--- PROBLEM REQUIREMENTS ---
Extract the records below word for word and ignore the images.

--- WORKING DATA ---
+-------+

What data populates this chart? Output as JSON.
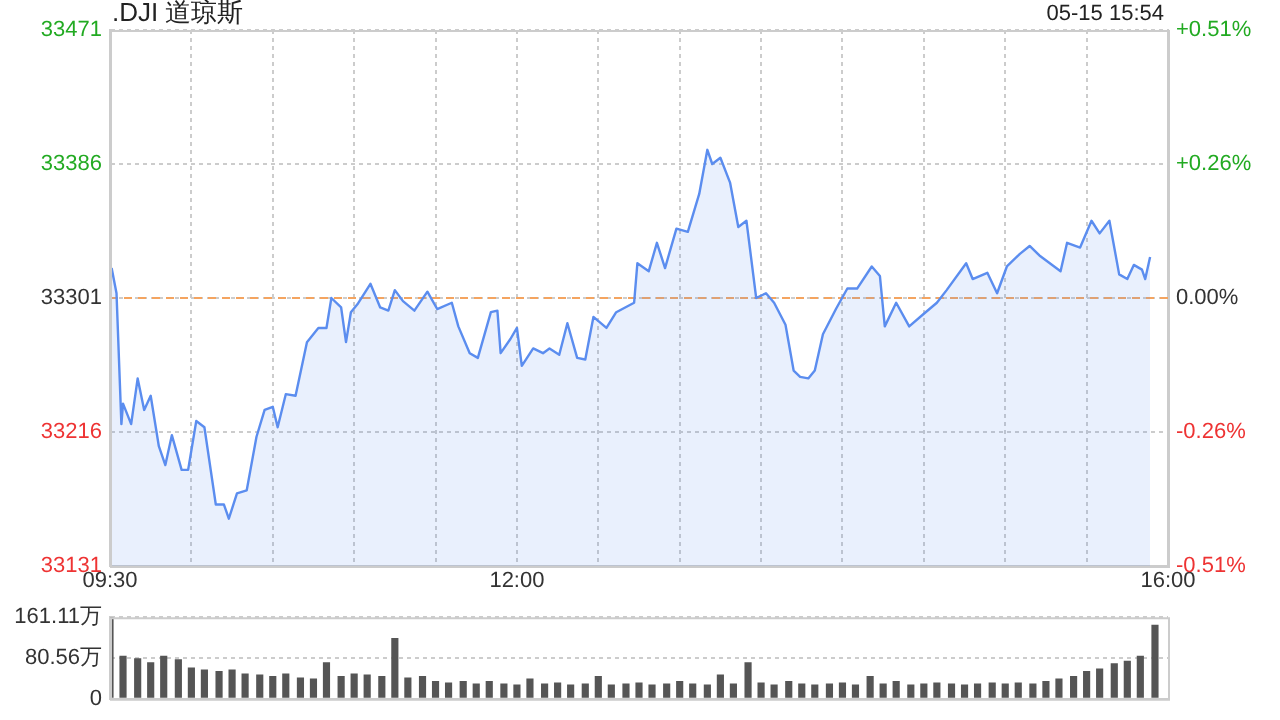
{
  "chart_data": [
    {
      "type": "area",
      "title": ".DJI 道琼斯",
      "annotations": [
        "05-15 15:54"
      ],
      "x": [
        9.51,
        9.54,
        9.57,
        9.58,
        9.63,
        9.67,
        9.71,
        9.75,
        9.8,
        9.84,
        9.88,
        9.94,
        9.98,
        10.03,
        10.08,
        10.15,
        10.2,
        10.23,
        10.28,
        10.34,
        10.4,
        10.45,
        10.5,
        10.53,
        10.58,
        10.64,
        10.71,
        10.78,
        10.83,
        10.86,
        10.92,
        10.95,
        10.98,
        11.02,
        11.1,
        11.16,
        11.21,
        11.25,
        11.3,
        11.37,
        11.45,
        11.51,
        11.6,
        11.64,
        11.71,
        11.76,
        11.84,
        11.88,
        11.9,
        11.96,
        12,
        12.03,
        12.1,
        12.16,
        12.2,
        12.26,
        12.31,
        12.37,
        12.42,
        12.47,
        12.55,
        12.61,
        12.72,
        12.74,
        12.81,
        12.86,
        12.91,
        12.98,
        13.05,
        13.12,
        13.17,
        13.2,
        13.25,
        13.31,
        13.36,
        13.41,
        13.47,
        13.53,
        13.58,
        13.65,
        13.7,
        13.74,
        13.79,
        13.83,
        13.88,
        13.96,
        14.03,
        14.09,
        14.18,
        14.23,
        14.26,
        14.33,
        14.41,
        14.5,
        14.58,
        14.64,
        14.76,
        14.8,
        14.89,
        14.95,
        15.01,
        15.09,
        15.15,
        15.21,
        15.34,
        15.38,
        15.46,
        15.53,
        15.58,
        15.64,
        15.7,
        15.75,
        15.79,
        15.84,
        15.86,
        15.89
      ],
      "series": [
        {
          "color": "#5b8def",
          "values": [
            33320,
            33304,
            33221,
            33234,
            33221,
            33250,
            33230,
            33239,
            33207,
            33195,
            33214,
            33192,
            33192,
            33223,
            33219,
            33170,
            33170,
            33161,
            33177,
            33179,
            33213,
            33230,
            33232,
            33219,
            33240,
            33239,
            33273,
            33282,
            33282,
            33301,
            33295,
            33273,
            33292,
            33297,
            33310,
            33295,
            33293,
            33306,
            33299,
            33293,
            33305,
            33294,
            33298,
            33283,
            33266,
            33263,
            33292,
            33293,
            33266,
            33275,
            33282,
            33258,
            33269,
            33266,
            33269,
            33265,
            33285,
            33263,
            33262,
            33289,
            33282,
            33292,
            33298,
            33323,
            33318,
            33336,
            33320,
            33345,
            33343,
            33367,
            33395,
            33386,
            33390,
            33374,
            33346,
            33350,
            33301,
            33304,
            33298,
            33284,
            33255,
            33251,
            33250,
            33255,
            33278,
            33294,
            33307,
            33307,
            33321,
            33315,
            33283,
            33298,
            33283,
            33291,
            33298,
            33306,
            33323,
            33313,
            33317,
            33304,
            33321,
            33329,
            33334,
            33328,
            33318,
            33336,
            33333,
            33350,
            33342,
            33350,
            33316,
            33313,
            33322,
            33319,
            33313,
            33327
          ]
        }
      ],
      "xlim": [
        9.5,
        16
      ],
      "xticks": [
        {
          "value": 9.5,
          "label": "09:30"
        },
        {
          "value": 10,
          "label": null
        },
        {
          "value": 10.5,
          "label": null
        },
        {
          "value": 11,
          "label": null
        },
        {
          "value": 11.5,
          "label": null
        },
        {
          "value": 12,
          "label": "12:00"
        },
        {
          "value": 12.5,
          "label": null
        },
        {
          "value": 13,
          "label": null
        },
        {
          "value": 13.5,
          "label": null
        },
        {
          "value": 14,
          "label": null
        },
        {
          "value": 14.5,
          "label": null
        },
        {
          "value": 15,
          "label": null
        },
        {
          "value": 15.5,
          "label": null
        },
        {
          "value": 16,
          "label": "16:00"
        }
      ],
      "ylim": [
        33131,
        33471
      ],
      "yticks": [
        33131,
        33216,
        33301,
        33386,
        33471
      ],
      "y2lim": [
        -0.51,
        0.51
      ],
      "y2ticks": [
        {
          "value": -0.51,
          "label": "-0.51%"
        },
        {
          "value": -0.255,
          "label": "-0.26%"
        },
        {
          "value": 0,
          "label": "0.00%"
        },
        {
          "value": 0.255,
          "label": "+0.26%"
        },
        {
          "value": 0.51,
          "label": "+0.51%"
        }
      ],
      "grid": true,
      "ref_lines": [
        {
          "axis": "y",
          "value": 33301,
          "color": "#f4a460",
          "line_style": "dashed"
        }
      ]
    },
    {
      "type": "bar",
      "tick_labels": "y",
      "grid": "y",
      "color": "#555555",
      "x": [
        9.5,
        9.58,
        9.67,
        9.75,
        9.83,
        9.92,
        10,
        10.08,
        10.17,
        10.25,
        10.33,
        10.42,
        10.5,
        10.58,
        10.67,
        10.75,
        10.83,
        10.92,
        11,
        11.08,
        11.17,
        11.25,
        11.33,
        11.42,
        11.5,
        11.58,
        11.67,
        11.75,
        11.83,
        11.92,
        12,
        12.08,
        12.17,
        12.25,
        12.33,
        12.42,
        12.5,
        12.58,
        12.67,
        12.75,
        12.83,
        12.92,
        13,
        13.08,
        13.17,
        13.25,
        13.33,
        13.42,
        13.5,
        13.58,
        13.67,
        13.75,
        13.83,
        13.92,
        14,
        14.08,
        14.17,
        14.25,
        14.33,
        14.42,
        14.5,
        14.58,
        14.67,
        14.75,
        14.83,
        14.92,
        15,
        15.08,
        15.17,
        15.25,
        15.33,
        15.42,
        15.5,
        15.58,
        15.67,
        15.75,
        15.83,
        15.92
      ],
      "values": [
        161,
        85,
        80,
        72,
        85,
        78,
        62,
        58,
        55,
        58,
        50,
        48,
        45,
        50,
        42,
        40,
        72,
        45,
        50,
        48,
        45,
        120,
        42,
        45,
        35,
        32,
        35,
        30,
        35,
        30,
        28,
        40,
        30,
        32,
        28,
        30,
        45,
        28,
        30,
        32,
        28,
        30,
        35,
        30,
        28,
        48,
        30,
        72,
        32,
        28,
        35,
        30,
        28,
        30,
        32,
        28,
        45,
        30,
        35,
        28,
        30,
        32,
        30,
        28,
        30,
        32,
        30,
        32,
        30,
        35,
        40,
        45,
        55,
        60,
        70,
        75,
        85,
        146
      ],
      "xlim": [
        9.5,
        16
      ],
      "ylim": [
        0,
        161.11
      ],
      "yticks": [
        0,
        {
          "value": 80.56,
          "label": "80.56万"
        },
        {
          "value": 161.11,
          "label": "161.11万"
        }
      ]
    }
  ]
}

+-------+

--- WRITTEN SOLUTION ---
What data populates this chart? Output as JSON.
{
  "chart_data": [
    {
      "type": "area",
      "title": ".DJI 道琼斯",
      "annotations": [
        "05-15 15:54"
      ],
      "x": [
        9.51,
        9.54,
        9.57,
        9.58,
        9.63,
        9.67,
        9.71,
        9.75,
        9.8,
        9.84,
        9.88,
        9.94,
        9.98,
        10.03,
        10.08,
        10.15,
        10.2,
        10.23,
        10.28,
        10.34,
        10.4,
        10.45,
        10.5,
        10.53,
        10.58,
        10.64,
        10.71,
        10.78,
        10.83,
        10.86,
        10.92,
        10.95,
        10.98,
        11.02,
        11.1,
        11.16,
        11.21,
        11.25,
        11.3,
        11.37,
        11.45,
        11.51,
        11.6,
        11.64,
        11.71,
        11.76,
        11.84,
        11.88,
        11.9,
        11.96,
        12,
        12.03,
        12.1,
        12.16,
        12.2,
        12.26,
        12.31,
        12.37,
        12.42,
        12.47,
        12.55,
        12.61,
        12.72,
        12.74,
        12.81,
        12.86,
        12.91,
        12.98,
        13.05,
        13.12,
        13.17,
        13.2,
        13.25,
        13.31,
        13.36,
        13.41,
        13.47,
        13.53,
        13.58,
        13.65,
        13.7,
        13.74,
        13.79,
        13.83,
        13.88,
        13.96,
        14.03,
        14.09,
        14.18,
        14.23,
        14.26,
        14.33,
        14.41,
        14.5,
        14.58,
        14.64,
        14.76,
        14.8,
        14.89,
        14.95,
        15.01,
        15.09,
        15.15,
        15.21,
        15.34,
        15.38,
        15.46,
        15.53,
        15.58,
        15.64,
        15.7,
        15.75,
        15.79,
        15.84,
        15.86,
        15.89
      ],
      "series": [
        {
          "color": "#5b8def",
          "values": [
            33320,
            33304,
            33221,
            33234,
            33221,
            33250,
            33230,
            33239,
            33207,
            33195,
            33214,
            33192,
            33192,
            33223,
            33219,
            33170,
            33170,
            33161,
            33177,
            33179,
            33213,
            33230,
            33232,
            33219,
            33240,
            33239,
            33273,
            33282,
            33282,
            33301,
            33295,
            33273,
            33292,
            33297,
            33310,
            33295,
            33293,
            33306,
            33299,
            33293,
            33305,
            33294,
            33298,
            33283,
            33266,
            33263,
            33292,
            33293,
            33266,
            33275,
            33282,
            33258,
            33269,
            33266,
            33269,
            33265,
            33285,
            33263,
            33262,
            33289,
            33282,
            33292,
            33298,
            33323,
            33318,
            33336,
            33320,
            33345,
            33343,
            33367,
            33395,
            33386,
            33390,
            33374,
            33346,
            33350,
            33301,
            33304,
            33298,
            33284,
            33255,
            33251,
            33250,
            33255,
            33278,
            33294,
            33307,
            33307,
            33321,
            33315,
            33283,
            33298,
            33283,
            33291,
            33298,
            33306,
            33323,
            33313,
            33317,
            33304,
            33321,
            33329,
            33334,
            33328,
            33318,
            33336,
            33333,
            33350,
            33342,
            33350,
            33316,
            33313,
            33322,
            33319,
            33313,
            33327
          ]
        }
      ],
      "xlim": [
        9.5,
        16
      ],
      "xticks": [
        {
          "value": 9.5,
          "label": "09:30"
        },
        {
          "value": 10,
          "label": null
        },
        {
          "value": 10.5,
          "label": null
        },
        {
          "value": 11,
          "label": null
        },
        {
          "value": 11.5,
          "label": null
        },
        {
          "value": 12,
          "label": "12:00"
        },
        {
          "value": 12.5,
          "label": null
        },
        {
          "value": 13,
          "label": null
        },
        {
          "value": 13.5,
          "label": null
        },
        {
          "value": 14,
          "label": null
        },
        {
          "value": 14.5,
          "label": null
        },
        {
          "value": 15,
          "label": null
        },
        {
          "value": 15.5,
          "label": null
        },
        {
          "value": 16,
          "label": "16:00"
        }
      ],
      "ylim": [
        33131,
        33471
      ],
      "yticks": [
        33131,
        33216,
        33301,
        33386,
        33471
      ],
      "y2lim": [
        -0.51,
        0.51
      ],
      "y2ticks": [
        {
          "value": -0.51,
          "label": "-0.51%"
        },
        {
          "value": -0.255,
          "label": "-0.26%"
        },
        {
          "value": 0,
          "label": "0.00%"
        },
        {
          "value": 0.255,
          "label": "+0.26%"
        },
        {
          "value": 0.51,
          "label": "+0.51%"
        }
      ],
      "grid": true,
      "ref_lines": [
        {
          "axis": "y",
          "value": 33301,
          "color": "#f4a460",
          "line_style": "dashed"
        }
      ]
    },
    {
      "type": "bar",
      "tick_labels": "y",
      "grid": "y",
      "color": "#555555",
      "x": [
        9.5,
        9.58,
        9.67,
        9.75,
        9.83,
        9.92,
        10,
        10.08,
        10.17,
        10.25,
        10.33,
        10.42,
        10.5,
        10.58,
        10.67,
        10.75,
        10.83,
        10.92,
        11,
        11.08,
        11.17,
        11.25,
        11.33,
        11.42,
        11.5,
        11.58,
        11.67,
        11.75,
        11.83,
        11.92,
        12,
        12.08,
        12.17,
        12.25,
        12.33,
        12.42,
        12.5,
        12.58,
        12.67,
        12.75,
        12.83,
        12.92,
        13,
        13.08,
        13.17,
        13.25,
        13.33,
        13.42,
        13.5,
        13.58,
        13.67,
        13.75,
        13.83,
        13.92,
        14,
        14.08,
        14.17,
        14.25,
        14.33,
        14.42,
        14.5,
        14.58,
        14.67,
        14.75,
        14.83,
        14.92,
        15,
        15.08,
        15.17,
        15.25,
        15.33,
        15.42,
        15.5,
        15.58,
        15.67,
        15.75,
        15.83,
        15.92
      ],
      "values": [
        161,
        85,
        80,
        72,
        85,
        78,
        62,
        58,
        55,
        58,
        50,
        48,
        45,
        50,
        42,
        40,
        72,
        45,
        50,
        48,
        45,
        120,
        42,
        45,
        35,
        32,
        35,
        30,
        35,
        30,
        28,
        40,
        30,
        32,
        28,
        30,
        45,
        28,
        30,
        32,
        28,
        30,
        35,
        30,
        28,
        48,
        30,
        72,
        32,
        28,
        35,
        30,
        28,
        30,
        32,
        28,
        45,
        30,
        35,
        28,
        30,
        32,
        30,
        28,
        30,
        32,
        30,
        32,
        30,
        35,
        40,
        45,
        55,
        60,
        70,
        75,
        85,
        146
      ],
      "xlim": [
        9.5,
        16
      ],
      "ylim": [
        0,
        161.11
      ],
      "yticks": [
        0,
        {
          "value": 80.56,
          "label": "80.56万"
        },
        {
          "value": 161.11,
          "label": "161.11万"
        }
      ]
    }
  ]
}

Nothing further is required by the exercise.